• [PROBLEM SET]:
1. In the court news excerpt, what did Seabright do on Monday?
2. Reproduce the lines of the records word for word, beginning with the line containing "svg-text:EXCLUDED AREAS: WALLS: 95" and continuing through the last line of the records.

• [PAGE EXCERPT]:
◆ ◆ ◆
Kealoha dared Wheat to produce the photo or step away from her case. Prosecutors, however, never claimed to have a copy of the alleged photo. They only claimed to know of its existence.

In a response filed in U.S. District Court, a prosecutor with Wheat’s office wrote that it was absurd to allege that a “cavalcade of horribles flowed from the prosecutor’s alleged mention of a photograph.” During her guilty plea to bank fraud and drug charges in 2019, Kealoha admitted to the facts of her crimes and said she was doing so without coercion.

To try to dismiss the prosecutor three years later makes no sense, the prosecution said.

“Kealoha’s fanciful arguments strain credulity and the law,” Assistant U.S. Attorney Colin McDonald wrote.

On Monday, Seabright denied Kealoha’s motion, finding that it had no legal merit.
◆ ◆ ◆
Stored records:

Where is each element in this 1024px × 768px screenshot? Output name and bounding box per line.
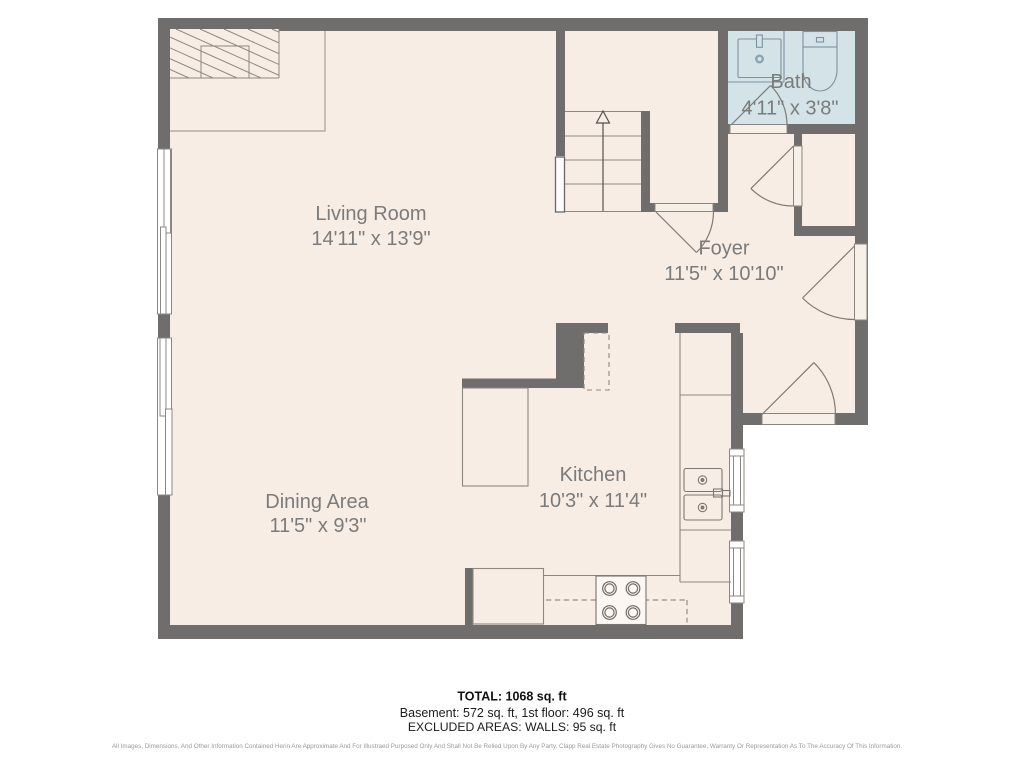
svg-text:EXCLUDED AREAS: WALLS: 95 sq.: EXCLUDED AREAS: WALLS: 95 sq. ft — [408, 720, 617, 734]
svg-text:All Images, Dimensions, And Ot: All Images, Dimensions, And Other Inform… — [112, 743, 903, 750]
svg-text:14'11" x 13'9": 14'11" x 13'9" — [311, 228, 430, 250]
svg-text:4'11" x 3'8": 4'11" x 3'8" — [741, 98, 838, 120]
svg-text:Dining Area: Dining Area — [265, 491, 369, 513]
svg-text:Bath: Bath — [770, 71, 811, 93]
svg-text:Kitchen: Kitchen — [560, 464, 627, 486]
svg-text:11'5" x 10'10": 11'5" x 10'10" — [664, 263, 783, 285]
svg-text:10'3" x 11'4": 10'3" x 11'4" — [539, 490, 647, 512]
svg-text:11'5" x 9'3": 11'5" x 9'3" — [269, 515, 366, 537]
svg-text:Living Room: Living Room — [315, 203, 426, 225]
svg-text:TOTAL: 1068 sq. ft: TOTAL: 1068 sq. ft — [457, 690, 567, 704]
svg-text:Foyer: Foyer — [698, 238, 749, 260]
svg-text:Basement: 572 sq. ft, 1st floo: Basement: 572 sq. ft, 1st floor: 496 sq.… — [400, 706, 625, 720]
◆ ◆ ◆
• [ANSWERS TO THE TASKS]:
1. Seabright denied Kealoha's motion, finding that it had no legal merit.

2.
svg-text:EXCLUDED AREAS: WALLS: 95 sq.: EXCLUDED AREAS: WALLS: 95 sq. ft — [408, 720, 617, 734]
svg-text:All Images, Dimensions, And Ot: All Images, Dimensions, And Other Inform… — [112, 743, 903, 750]
svg-text:14'11" x 13'9": 14'11" x 13'9" — [311, 228, 430, 250]
svg-text:4'11" x 3'8": 4'11" x 3'8" — [741, 98, 838, 120]
svg-text:Dining Area: Dining Area — [265, 491, 369, 513]
svg-text:Bath: Bath — [770, 71, 811, 93]
svg-text:Kitchen: Kitchen — [560, 464, 627, 486]
svg-text:11'5" x 10'10": 11'5" x 10'10" — [664, 263, 783, 285]
svg-text:10'3" x 11'4": 10'3" x 11'4" — [539, 490, 647, 512]
svg-text:11'5" x 9'3": 11'5" x 9'3" — [269, 515, 366, 537]
svg-text:Living Room: Living Room — [315, 203, 426, 225]
svg-text:TOTAL: 1068 sq. ft: TOTAL: 1068 sq. ft — [457, 690, 567, 704]
svg-text:Foyer: Foyer — [698, 238, 749, 260]
svg-text:Basement: 572 sq. ft, 1st floo: Basement: 572 sq. ft, 1st floor: 496 sq.… — [400, 706, 625, 720]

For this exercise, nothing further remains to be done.